++++ DATASET EXCERPTS
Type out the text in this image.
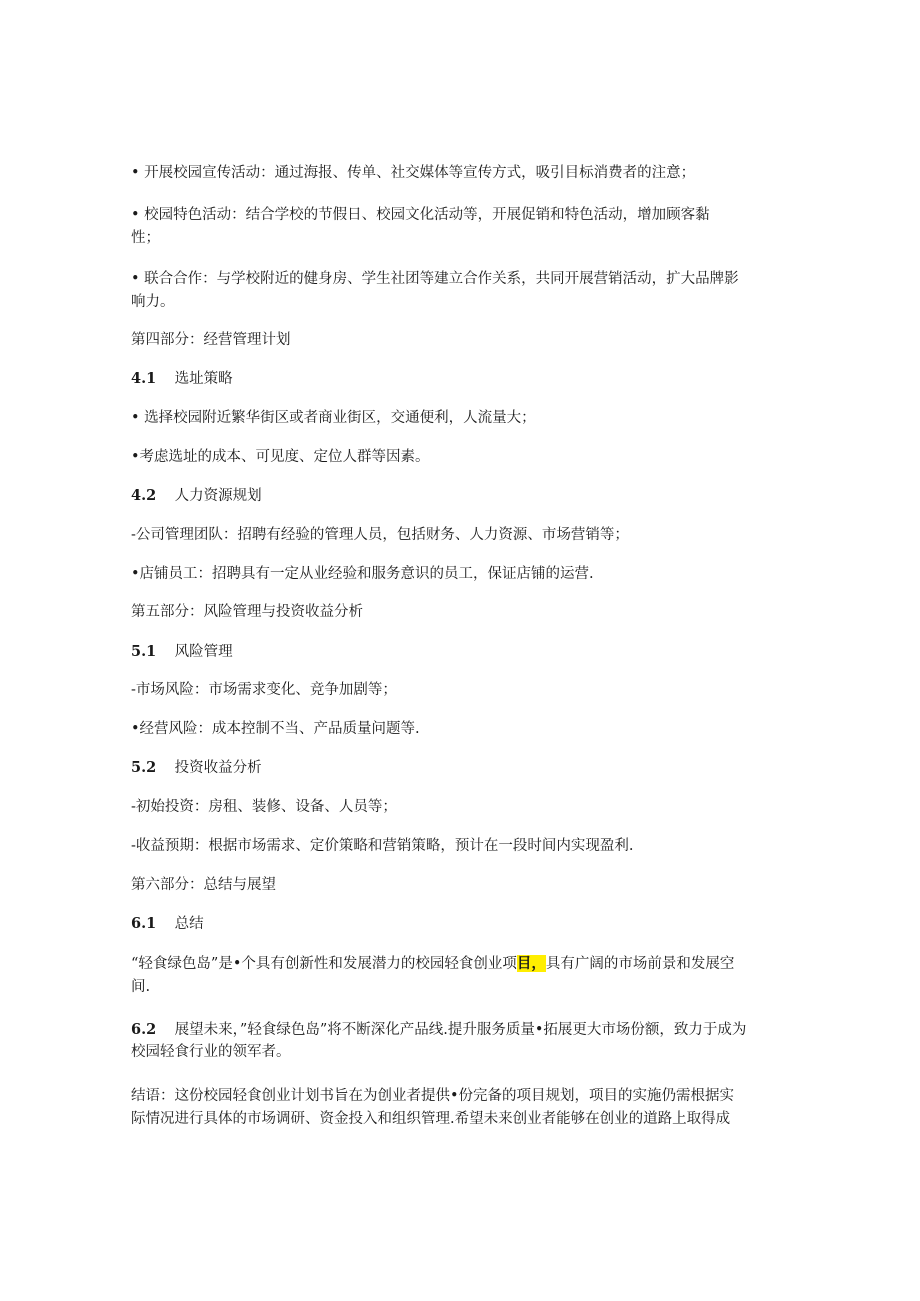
• 开展校园宣传活动：通过海报、传单、社交媒体等宣传方式，吸引目标消费者的注意；
• 校园特色活动：结合学校的节假日、校园文化活动等，开展促销和特色活动，增加顾客黏
性；
• 联合合作：与学校附近的健身房、学生社团等建立合作关系，共同开展营销活动，扩大品牌影
响力。
第四部分：经营管理计划
4.1 选址策略
• 选择校园附近繁华街区或者商业街区，交通便利，人流量大；
•考虑选址的成本、可见度、定位人群等因素。
4.2 人力资源规划
-公司管理团队：招聘有经验的管理人员，包括财务、人力资源、市场营销等；
•店铺员工：招聘具有一定从业经验和服务意识的员工，保证店铺的运营.
第五部分：风险管理与投资收益分析
5.1 风险管理
-市场风险：市场需求变化、竞争加剧等；
•经营风险：成本控制不当、产品质量问题等.
5.2 投资收益分析
-初始投资：房租、装修、设备、人员等；
-收益预期：根据市场需求、定价策略和营销策略，预计在一段时间内实现盈利.
第六部分：总结与展望
6.1 总结
“轻食绿色岛”是•个具有创新性和发展潜力的校园轻食创业项目，具有广阔的市场前景和发展空
间.
6.2 展望未来，”轻食绿色岛”将不断深化产品线.提升服务质量•拓展更大市场份额，致力于成为
校园轻食行业的领军者。
结语：这份校园轻食创业计划书旨在为创业者提供•份完备的项目规划，项目的实施仍需根据实
际情况进行具体的市场调研、资金投入和组织管理.希望未来创业者能够在创业的道路上取得成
++++++++
### TASK TO COMPLETE
Without the pictures, copy the material exactly as given.

### WRITTEN SOLUTION
Type out the text in this image.
• 开展校园宣传活动：通过海报、传单、社交媒体等宣传方式，吸引目标消费者的注意；
• 校园特色活动：结合学校的节假日、校园文化活动等，开展促销和特色活动，增加顾客黏
性；
• 联合合作：与学校附近的健身房、学生社团等建立合作关系，共同开展营销活动，扩大品牌影
响力。
第四部分：经营管理计划
4.1 选址策略
• 选择校园附近繁华街区或者商业街区，交通便利，人流量大；
•考虑选址的成本、可见度、定位人群等因素。
4.2 人力资源规划
-公司管理团队：招聘有经验的管理人员，包括财务、人力资源、市场营销等；
•店铺员工：招聘具有一定从业经验和服务意识的员工，保证店铺的运营.
第五部分：风险管理与投资收益分析
5.1 风险管理
-市场风险：市场需求变化、竞争加剧等；
•经营风险：成本控制不当、产品质量问题等.
5.2 投资收益分析
-初始投资：房租、装修、设备、人员等；
-收益预期：根据市场需求、定价策略和营销策略，预计在一段时间内实现盈利.
第六部分：总结与展望
6.1 总结
“轻食绿色岛”是•个具有创新性和发展潜力的校园轻食创业项目，具有广阔的市场前景和发展空
间.
6.2 展望未来，”轻食绿色岛”将不断深化产品线.提升服务质量•拓展更大市场份额，致力于成为
校园轻食行业的领军者。
结语：这份校园轻食创业计划书旨在为创业者提供•份完备的项目规划，项目的实施仍需根据实
际情况进行具体的市场调研、资金投入和组织管理.希望未来创业者能够在创业的道路上取得成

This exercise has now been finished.